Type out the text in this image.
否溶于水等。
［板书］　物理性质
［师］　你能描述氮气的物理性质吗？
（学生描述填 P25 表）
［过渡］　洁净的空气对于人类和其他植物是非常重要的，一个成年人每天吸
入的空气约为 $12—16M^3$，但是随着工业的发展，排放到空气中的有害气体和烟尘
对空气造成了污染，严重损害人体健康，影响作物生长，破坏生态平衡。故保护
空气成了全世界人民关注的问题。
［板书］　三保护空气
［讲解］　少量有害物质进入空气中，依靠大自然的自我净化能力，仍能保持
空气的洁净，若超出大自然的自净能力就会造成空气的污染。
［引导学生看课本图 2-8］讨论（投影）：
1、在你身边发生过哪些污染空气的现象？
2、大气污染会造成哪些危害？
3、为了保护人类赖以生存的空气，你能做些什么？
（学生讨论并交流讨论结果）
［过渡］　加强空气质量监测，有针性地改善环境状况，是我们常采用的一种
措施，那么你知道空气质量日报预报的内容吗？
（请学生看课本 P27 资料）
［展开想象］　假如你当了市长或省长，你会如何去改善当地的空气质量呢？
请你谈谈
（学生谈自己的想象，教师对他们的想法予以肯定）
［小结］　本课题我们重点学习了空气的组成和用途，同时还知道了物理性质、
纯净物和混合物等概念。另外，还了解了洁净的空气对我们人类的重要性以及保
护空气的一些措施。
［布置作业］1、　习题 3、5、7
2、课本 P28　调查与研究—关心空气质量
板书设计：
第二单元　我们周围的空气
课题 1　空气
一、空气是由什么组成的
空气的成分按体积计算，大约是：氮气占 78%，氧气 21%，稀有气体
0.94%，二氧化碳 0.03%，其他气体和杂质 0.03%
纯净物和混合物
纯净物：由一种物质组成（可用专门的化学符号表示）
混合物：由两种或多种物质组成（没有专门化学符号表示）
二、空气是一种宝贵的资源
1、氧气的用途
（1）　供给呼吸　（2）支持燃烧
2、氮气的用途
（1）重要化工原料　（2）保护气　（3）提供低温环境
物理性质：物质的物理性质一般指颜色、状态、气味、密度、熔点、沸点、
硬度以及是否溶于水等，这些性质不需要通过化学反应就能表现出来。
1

• **Aim**
Output every record above exactly as it appears.

• **Task response**
Type out the text in this image.
否溶于水等。
［板书］　物理性质
［师］　你能描述氮气的物理性质吗？
（学生描述填 P25 表）
［过渡］　洁净的空气对于人类和其他植物是非常重要的，一个成年人每天吸
入的空气约为 $12—16M^3$，但是随着工业的发展，排放到空气中的有害气体和烟尘
对空气造成了污染，严重损害人体健康，影响作物生长，破坏生态平衡。故保护
空气成了全世界人民关注的问题。
［板书］　三保护空气
［讲解］　少量有害物质进入空气中，依靠大自然的自我净化能力，仍能保持
空气的洁净，若超出大自然的自净能力就会造成空气的污染。
［引导学生看课本图 2-8］讨论（投影）：
1、在你身边发生过哪些污染空气的现象？
2、大气污染会造成哪些危害？
3、为了保护人类赖以生存的空气，你能做些什么？
（学生讨论并交流讨论结果）
［过渡］　加强空气质量监测，有针性地改善环境状况，是我们常采用的一种
措施，那么你知道空气质量日报预报的内容吗？
（请学生看课本 P27 资料）
［展开想象］　假如你当了市长或省长，你会如何去改善当地的空气质量呢？
请你谈谈
（学生谈自己的想象，教师对他们的想法予以肯定）
［小结］　本课题我们重点学习了空气的组成和用途，同时还知道了物理性质、
纯净物和混合物等概念。另外，还了解了洁净的空气对我们人类的重要性以及保
护空气的一些措施。
［布置作业］1、　习题 3、5、7
2、课本 P28　调查与研究—关心空气质量
板书设计：
第二单元　我们周围的空气
课题 1　空气
一、空气是由什么组成的
空气的成分按体积计算，大约是：氮气占 78%，氧气 21%，稀有气体
0.94%，二氧化碳 0.03%，其他气体和杂质 0.03%
纯净物和混合物
纯净物：由一种物质组成（可用专门的化学符号表示）
混合物：由两种或多种物质组成（没有专门化学符号表示）
二、空气是一种宝贵的资源
1、氧气的用途
（1）　供给呼吸　（2）支持燃烧
2、氮气的用途
（1）重要化工原料　（2）保护气　（3）提供低温环境
物理性质：物质的物理性质一般指颜色、状态、气味、密度、熔点、沸点、
硬度以及是否溶于水等，这些性质不需要通过化学反应就能表现出来。
1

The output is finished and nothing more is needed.